Dataset excerpts
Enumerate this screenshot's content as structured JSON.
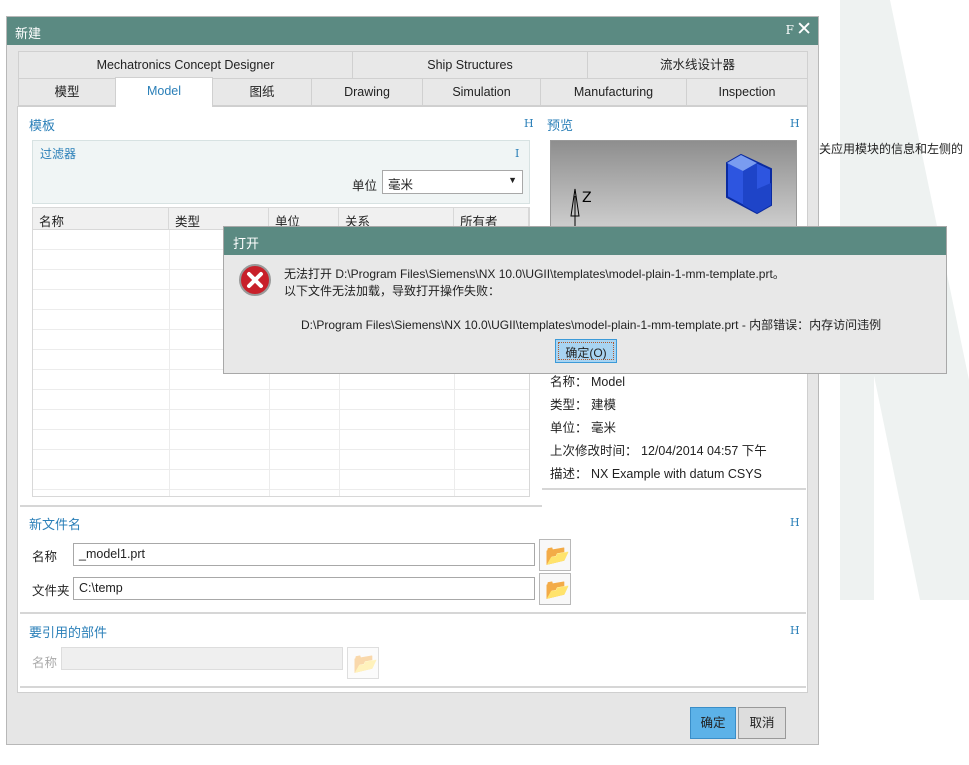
{
  "background": {
    "side_text": "关应用模块的信息和左侧的"
  },
  "dialog": {
    "title": "新建",
    "title_icon": "F",
    "close_icon": "close-icon",
    "tabs_row1": [
      "Mechatronics Concept Designer",
      "Ship Structures",
      "流水线设计器"
    ],
    "tabs_row2": [
      "模型",
      "Model",
      "图纸",
      "Drawing",
      "Simulation",
      "Manufacturing",
      "Inspection"
    ],
    "selected_tab": "Model",
    "template": {
      "title": "模板",
      "collapse": "H",
      "filter": {
        "title": "过滤器",
        "collapse": "I",
        "unit_label": "单位",
        "unit_value": "毫米"
      },
      "columns": [
        "名称",
        "类型",
        "单位",
        "关系",
        "所有者"
      ]
    },
    "preview": {
      "title": "预览",
      "collapse": "H",
      "axis": "Z"
    },
    "properties": [
      {
        "label": "名称：",
        "value": "Model"
      },
      {
        "label": "类型：",
        "value": "建模"
      },
      {
        "label": "单位：",
        "value": "毫米"
      },
      {
        "label": "上次修改时间：",
        "value": "12/04/2014 04:57 下午"
      },
      {
        "label": "描述：",
        "value": "NX Example with datum CSYS"
      }
    ],
    "new_file": {
      "title": "新文件名",
      "collapse": "H",
      "name_label": "名称",
      "name_value": "_model1.prt",
      "folder_label": "文件夹",
      "folder_value": "C:\\temp"
    },
    "ref_part": {
      "title": "要引用的部件",
      "collapse": "H",
      "name_label": "名称",
      "name_value": ""
    },
    "ok": "确定",
    "cancel": "取消"
  },
  "error": {
    "title": "打开",
    "line1": "无法打开 D:\\Program Files\\Siemens\\NX 10.0\\UGII\\templates\\model-plain-1-mm-template.prt。",
    "line2": "以下文件无法加载，导致打开操作失败：",
    "detail": "D:\\Program Files\\Siemens\\NX 10.0\\UGII\\templates\\model-plain-1-mm-template.prt - 内部错误：内存访问违例",
    "ok": "确定(O)",
    "icon": "error-icon"
  },
  "colors": {
    "titlebar": "#5b8a82",
    "accent": "#2a7fb8",
    "error": "#c8202a"
  }
}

TASK STATEMENT -
Only lines that contain the word "Files" are wanted; copy each of them.

RESULT BELOW -
    "line1": "无法打开 D:\\Program Files\\Siemens\\NX 10.0\\UGII\\templates\\model-plain-1-mm-template.prt。",
    "detail": "D:\\Program Files\\Siemens\\NX 10.0\\UGII\\templates\\model-plain-1-mm-template.prt - 内部错误：内存访问违例",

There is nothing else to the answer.